[Data records]
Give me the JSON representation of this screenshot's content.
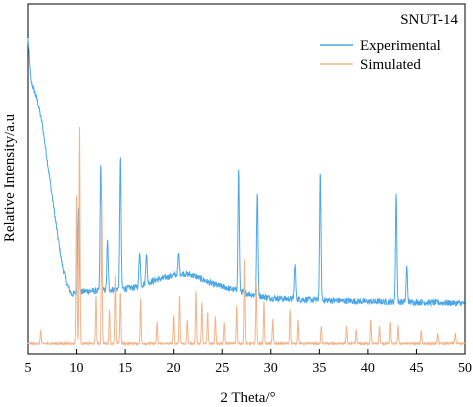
{
  "chart_data": {
    "type": "line",
    "title": "SNUT-14",
    "xlabel": "2 Theta/°",
    "ylabel": "Relative Intensity/a.u",
    "xlim": [
      5,
      50
    ],
    "xticks": [
      5,
      10,
      15,
      20,
      25,
      30,
      35,
      40,
      45,
      50
    ],
    "y_ticks_shown": false,
    "legend_position": "top-right",
    "series": [
      {
        "name": "Experimental",
        "color": "#4aa8e8",
        "baseline": [
          [
            5,
            0.9
          ],
          [
            5.3,
            0.78
          ],
          [
            6,
            0.72
          ],
          [
            6.5,
            0.65
          ],
          [
            7,
            0.55
          ],
          [
            7.5,
            0.45
          ],
          [
            8,
            0.35
          ],
          [
            8.5,
            0.26
          ],
          [
            9,
            0.2
          ],
          [
            9.5,
            0.17
          ],
          [
            10,
            0.175
          ],
          [
            11,
            0.18
          ],
          [
            12,
            0.18
          ],
          [
            14,
            0.185
          ],
          [
            16,
            0.19
          ],
          [
            18,
            0.21
          ],
          [
            20,
            0.225
          ],
          [
            21,
            0.23
          ],
          [
            22,
            0.225
          ],
          [
            24,
            0.2
          ],
          [
            26,
            0.185
          ],
          [
            28,
            0.17
          ],
          [
            30,
            0.16
          ],
          [
            34,
            0.155
          ],
          [
            40,
            0.15
          ],
          [
            45,
            0.148
          ],
          [
            50,
            0.145
          ]
        ],
        "peaks": [
          [
            10.2,
            0.25
          ],
          [
            12.5,
            0.36
          ],
          [
            13.2,
            0.14
          ],
          [
            14.5,
            0.38
          ],
          [
            16.5,
            0.1
          ],
          [
            17.2,
            0.09
          ],
          [
            20.5,
            0.06
          ],
          [
            26.7,
            0.35
          ],
          [
            28.6,
            0.29
          ],
          [
            32.5,
            0.1
          ],
          [
            35.1,
            0.36
          ],
          [
            42.9,
            0.31
          ],
          [
            44.0,
            0.1
          ]
        ]
      },
      {
        "name": "Simulated",
        "color": "#f2b48c",
        "baseline": [
          [
            5,
            0.03
          ],
          [
            50,
            0.03
          ]
        ],
        "peaks": [
          [
            6.3,
            0.04
          ],
          [
            10.0,
            0.44
          ],
          [
            10.3,
            0.62
          ],
          [
            12.0,
            0.14
          ],
          [
            12.6,
            0.43
          ],
          [
            13.4,
            0.1
          ],
          [
            14.0,
            0.19
          ],
          [
            14.5,
            0.15
          ],
          [
            16.6,
            0.13
          ],
          [
            18.3,
            0.06
          ],
          [
            20.0,
            0.08
          ],
          [
            20.6,
            0.14
          ],
          [
            21.4,
            0.07
          ],
          [
            22.3,
            0.15
          ],
          [
            22.9,
            0.12
          ],
          [
            23.5,
            0.09
          ],
          [
            24.3,
            0.08
          ],
          [
            25.2,
            0.06
          ],
          [
            26.5,
            0.11
          ],
          [
            27.3,
            0.24
          ],
          [
            28.5,
            0.18
          ],
          [
            29.3,
            0.12
          ],
          [
            30.2,
            0.07
          ],
          [
            32.0,
            0.1
          ],
          [
            32.8,
            0.07
          ],
          [
            35.2,
            0.05
          ],
          [
            37.8,
            0.05
          ],
          [
            38.8,
            0.04
          ],
          [
            40.3,
            0.07
          ],
          [
            41.2,
            0.05
          ],
          [
            42.3,
            0.06
          ],
          [
            43.1,
            0.05
          ],
          [
            45.5,
            0.04
          ],
          [
            47.2,
            0.03
          ],
          [
            49.0,
            0.03
          ]
        ]
      }
    ]
  }
}
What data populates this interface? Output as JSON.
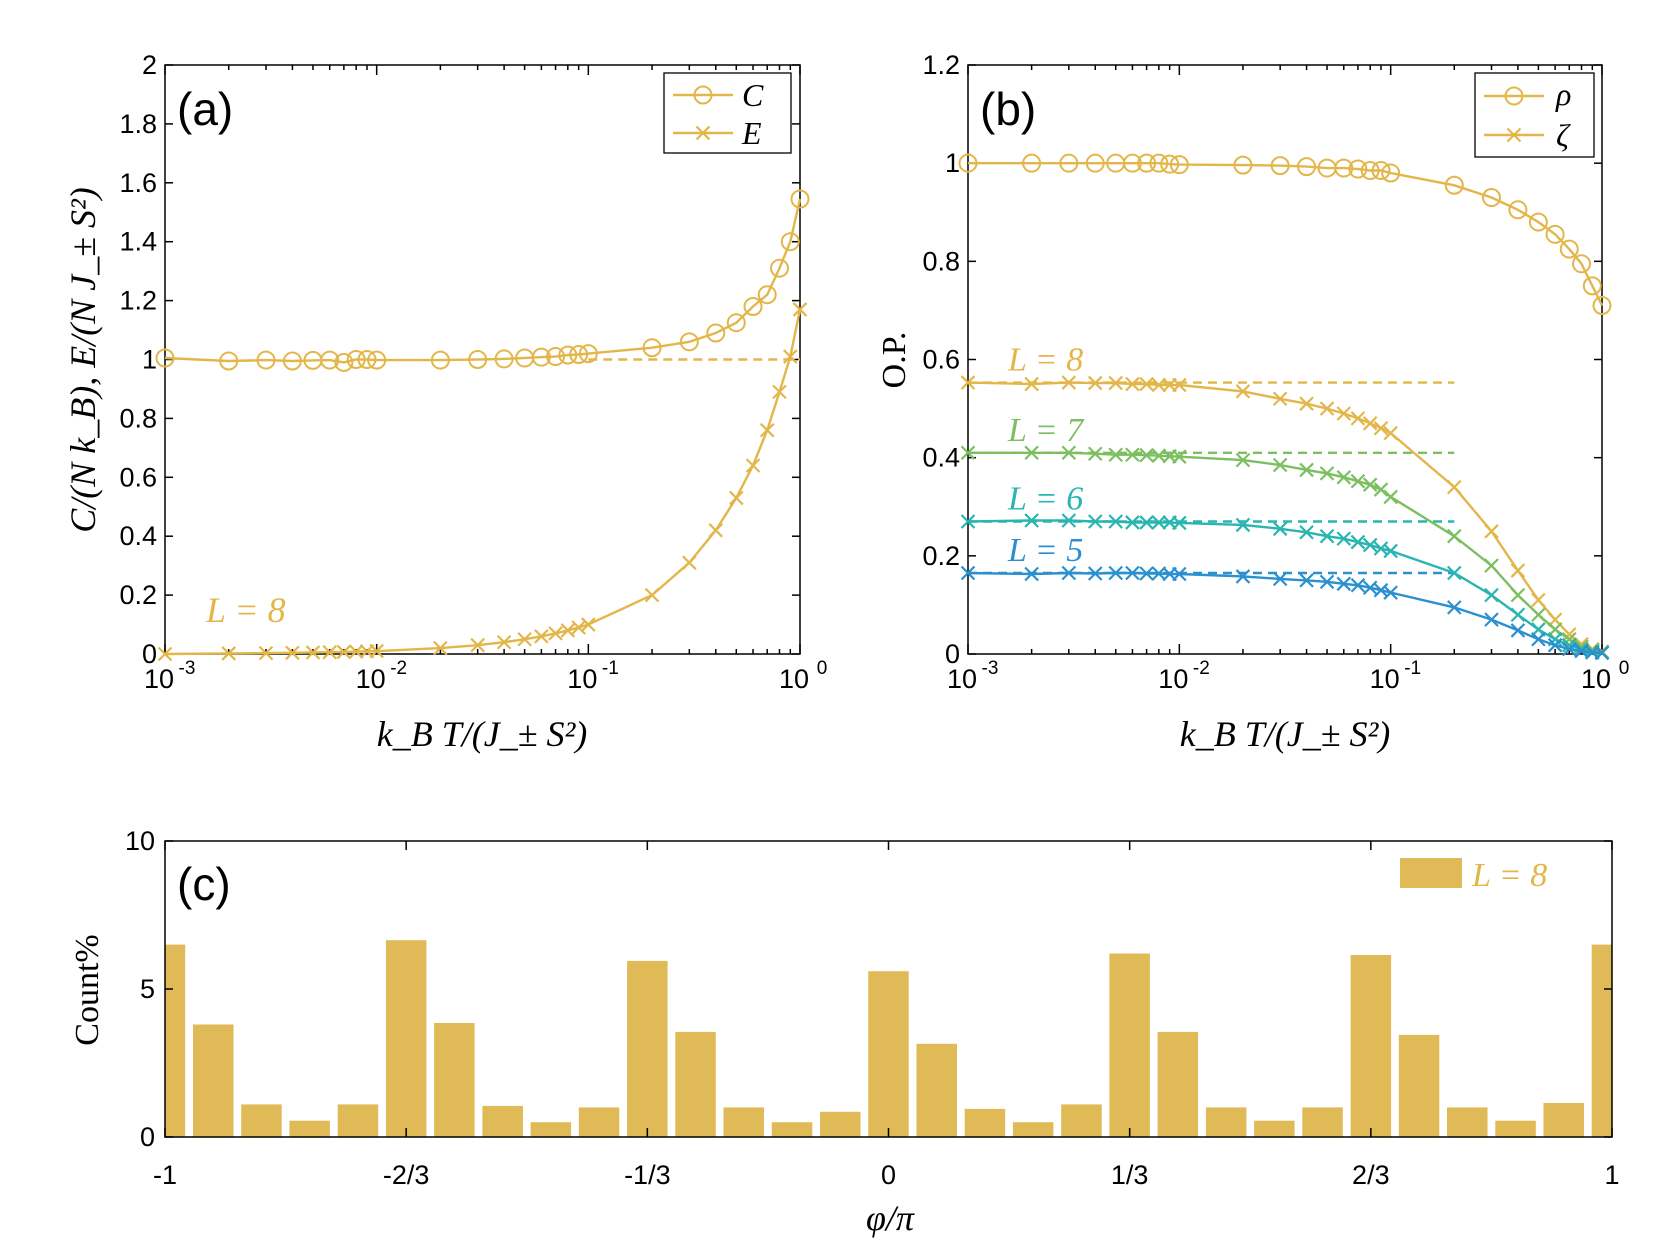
{
  "colors": {
    "gold": "#E3B64A",
    "green": "#7CBF61",
    "teal": "#29B5B0",
    "blue": "#2A90CF",
    "bar": "#E0BA56"
  },
  "chart_data": [
    {
      "panel": "(a)",
      "type": "line",
      "xscale": "log",
      "xlim": [
        0.001,
        1
      ],
      "ylim": [
        0,
        2
      ],
      "xticks": [
        "10",
        "10",
        "10",
        "10"
      ],
      "xtick_exponents": [
        "-3",
        "-2",
        "-1",
        "0"
      ],
      "yticks": [
        "0",
        "0.2",
        "0.4",
        "0.6",
        "0.8",
        "1",
        "1.2",
        "1.4",
        "1.6",
        "1.8",
        "2"
      ],
      "xlabel": "k_B T/(J_± S²)",
      "ylabel": "C/(N k_B), E/(N J_± S²)",
      "legend": [
        "C",
        "E"
      ],
      "annotation": "L = 8",
      "series": [
        {
          "name": "C",
          "marker": "circle",
          "x": [
            0.001,
            0.002,
            0.003,
            0.004,
            0.005,
            0.006,
            0.007,
            0.008,
            0.009,
            0.01,
            0.02,
            0.03,
            0.04,
            0.05,
            0.06,
            0.07,
            0.08,
            0.09,
            0.1,
            0.2,
            0.3,
            0.4,
            0.5,
            0.6,
            0.7,
            0.8,
            0.9,
            1.0
          ],
          "y": [
            1.005,
            0.995,
            0.998,
            0.995,
            0.997,
            0.998,
            0.99,
            1.0,
            1.0,
            0.998,
            0.998,
            1.0,
            1.002,
            1.005,
            1.008,
            1.01,
            1.015,
            1.017,
            1.02,
            1.04,
            1.06,
            1.09,
            1.125,
            1.18,
            1.22,
            1.31,
            1.4,
            1.545
          ]
        },
        {
          "name": "E",
          "marker": "x",
          "x": [
            0.001,
            0.002,
            0.003,
            0.004,
            0.005,
            0.006,
            0.007,
            0.008,
            0.009,
            0.01,
            0.02,
            0.03,
            0.04,
            0.05,
            0.06,
            0.07,
            0.08,
            0.09,
            0.1,
            0.2,
            0.3,
            0.4,
            0.5,
            0.6,
            0.7,
            0.8,
            0.9,
            1.0
          ],
          "y": [
            0.0,
            0.002,
            0.003,
            0.004,
            0.005,
            0.006,
            0.007,
            0.008,
            0.009,
            0.01,
            0.02,
            0.03,
            0.04,
            0.05,
            0.06,
            0.07,
            0.08,
            0.09,
            0.1,
            0.2,
            0.31,
            0.42,
            0.53,
            0.64,
            0.76,
            0.89,
            1.01,
            1.17
          ]
        }
      ],
      "dashed_reference": {
        "y": 1.0,
        "x_from": 0.1,
        "x_to": 1.0
      }
    },
    {
      "panel": "(b)",
      "type": "line",
      "xscale": "log",
      "xlim": [
        0.001,
        1
      ],
      "ylim": [
        0,
        1.2
      ],
      "xticks": [
        "10",
        "10",
        "10",
        "10"
      ],
      "xtick_exponents": [
        "-3",
        "-2",
        "-1",
        "0"
      ],
      "yticks": [
        "0",
        "0.2",
        "0.4",
        "0.6",
        "0.8",
        "1",
        "1.2"
      ],
      "xlabel": "k_B T/(J_± S²)",
      "ylabel": "O.P.",
      "legend": [
        "ρ",
        "ζ"
      ],
      "series": [
        {
          "name": "ρ",
          "marker": "circle",
          "x": [
            0.001,
            0.002,
            0.003,
            0.004,
            0.005,
            0.006,
            0.007,
            0.008,
            0.009,
            0.01,
            0.02,
            0.03,
            0.04,
            0.05,
            0.06,
            0.07,
            0.08,
            0.09,
            0.1,
            0.2,
            0.3,
            0.4,
            0.5,
            0.6,
            0.7,
            0.8,
            0.9,
            1.0
          ],
          "y": [
            1.0,
            1.0,
            1.0,
            1.0,
            1.0,
            1.0,
            1.0,
            1.0,
            0.998,
            0.997,
            0.996,
            0.995,
            0.993,
            0.99,
            0.99,
            0.988,
            0.985,
            0.985,
            0.98,
            0.955,
            0.93,
            0.905,
            0.88,
            0.855,
            0.825,
            0.795,
            0.75,
            0.71
          ]
        },
        {
          "name": "ζ L=8",
          "label": "L = 8",
          "marker": "x",
          "x": [
            0.001,
            0.002,
            0.003,
            0.004,
            0.005,
            0.006,
            0.007,
            0.008,
            0.009,
            0.01,
            0.02,
            0.03,
            0.04,
            0.05,
            0.06,
            0.07,
            0.08,
            0.09,
            0.1,
            0.2,
            0.3,
            0.4,
            0.5,
            0.6,
            0.7,
            0.8,
            0.9,
            1.0
          ],
          "y": [
            0.553,
            0.55,
            0.553,
            0.552,
            0.552,
            0.55,
            0.55,
            0.548,
            0.548,
            0.548,
            0.535,
            0.52,
            0.51,
            0.5,
            0.49,
            0.48,
            0.47,
            0.46,
            0.45,
            0.34,
            0.25,
            0.17,
            0.11,
            0.07,
            0.04,
            0.02,
            0.01,
            0.005
          ]
        },
        {
          "name": "ζ L=7",
          "label": "L = 7",
          "marker": "x",
          "x": [
            0.001,
            0.002,
            0.003,
            0.004,
            0.005,
            0.006,
            0.007,
            0.008,
            0.009,
            0.01,
            0.02,
            0.03,
            0.04,
            0.05,
            0.06,
            0.07,
            0.08,
            0.09,
            0.1,
            0.2,
            0.3,
            0.4,
            0.5,
            0.6,
            0.7,
            0.8,
            0.9,
            1.0
          ],
          "y": [
            0.41,
            0.41,
            0.41,
            0.408,
            0.406,
            0.406,
            0.405,
            0.404,
            0.403,
            0.402,
            0.395,
            0.385,
            0.375,
            0.368,
            0.36,
            0.352,
            0.345,
            0.335,
            0.32,
            0.24,
            0.18,
            0.12,
            0.08,
            0.05,
            0.03,
            0.015,
            0.008,
            0.004
          ]
        },
        {
          "name": "ζ L=6",
          "label": "L = 6",
          "marker": "x",
          "x": [
            0.001,
            0.002,
            0.003,
            0.004,
            0.005,
            0.006,
            0.007,
            0.008,
            0.009,
            0.01,
            0.02,
            0.03,
            0.04,
            0.05,
            0.06,
            0.07,
            0.08,
            0.09,
            0.1,
            0.2,
            0.3,
            0.4,
            0.5,
            0.6,
            0.7,
            0.8,
            0.9,
            1.0
          ],
          "y": [
            0.27,
            0.272,
            0.272,
            0.27,
            0.27,
            0.268,
            0.268,
            0.268,
            0.268,
            0.267,
            0.263,
            0.255,
            0.248,
            0.24,
            0.235,
            0.228,
            0.222,
            0.215,
            0.21,
            0.165,
            0.12,
            0.08,
            0.05,
            0.03,
            0.018,
            0.01,
            0.005,
            0.003
          ]
        },
        {
          "name": "ζ L=5",
          "label": "L = 5",
          "marker": "x",
          "x": [
            0.001,
            0.002,
            0.003,
            0.004,
            0.005,
            0.006,
            0.007,
            0.008,
            0.009,
            0.01,
            0.02,
            0.03,
            0.04,
            0.05,
            0.06,
            0.07,
            0.08,
            0.09,
            0.1,
            0.2,
            0.3,
            0.4,
            0.5,
            0.6,
            0.7,
            0.8,
            0.9,
            1.0
          ],
          "y": [
            0.165,
            0.163,
            0.165,
            0.164,
            0.165,
            0.165,
            0.164,
            0.164,
            0.163,
            0.163,
            0.158,
            0.153,
            0.15,
            0.147,
            0.143,
            0.14,
            0.135,
            0.13,
            0.125,
            0.095,
            0.07,
            0.048,
            0.03,
            0.018,
            0.01,
            0.006,
            0.003,
            0.002
          ]
        }
      ],
      "dashed_references": [
        {
          "series": "ζ L=8",
          "y": 0.553
        },
        {
          "series": "ζ L=7",
          "y": 0.41
        },
        {
          "series": "ζ L=6",
          "y": 0.27
        },
        {
          "series": "ζ L=5",
          "y": 0.165
        }
      ]
    },
    {
      "panel": "(c)",
      "type": "bar",
      "xlim": [
        -1,
        1
      ],
      "ylim": [
        0,
        10
      ],
      "xticks": [
        "-1",
        "-2/3",
        "-1/3",
        "0",
        "1/3",
        "2/3",
        "1"
      ],
      "yticks": [
        "0",
        "5",
        "10"
      ],
      "xlabel": "φ/π",
      "ylabel": "Count%",
      "legend": [
        "L = 8"
      ],
      "bin_width": 0.0667,
      "bin_centers": [
        -1.0,
        -0.9333,
        -0.8667,
        -0.8,
        -0.7333,
        -0.6667,
        -0.6,
        -0.5333,
        -0.4667,
        -0.4,
        -0.3333,
        -0.2667,
        -0.2,
        -0.1333,
        -0.0667,
        0.0,
        0.0667,
        0.1333,
        0.2,
        0.2667,
        0.3333,
        0.4,
        0.4667,
        0.5333,
        0.6,
        0.6667,
        0.7333,
        0.8,
        0.8667,
        0.9333,
        1.0
      ],
      "values": [
        6.5,
        3.8,
        1.1,
        0.55,
        1.1,
        6.65,
        3.85,
        1.05,
        0.5,
        1.0,
        5.95,
        3.55,
        1.0,
        0.5,
        0.85,
        5.6,
        3.15,
        0.95,
        0.5,
        1.1,
        6.2,
        3.55,
        1.0,
        0.55,
        1.0,
        6.15,
        3.45,
        1.0,
        0.55,
        1.15,
        6.5
      ]
    }
  ]
}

_Given problem_
Look through the data above. Find each line with the string "this" and copy it.

_Reply to the exercise_
Give me the JSON representation of this screenshot's content.
What data populates this interface? Output as JSON.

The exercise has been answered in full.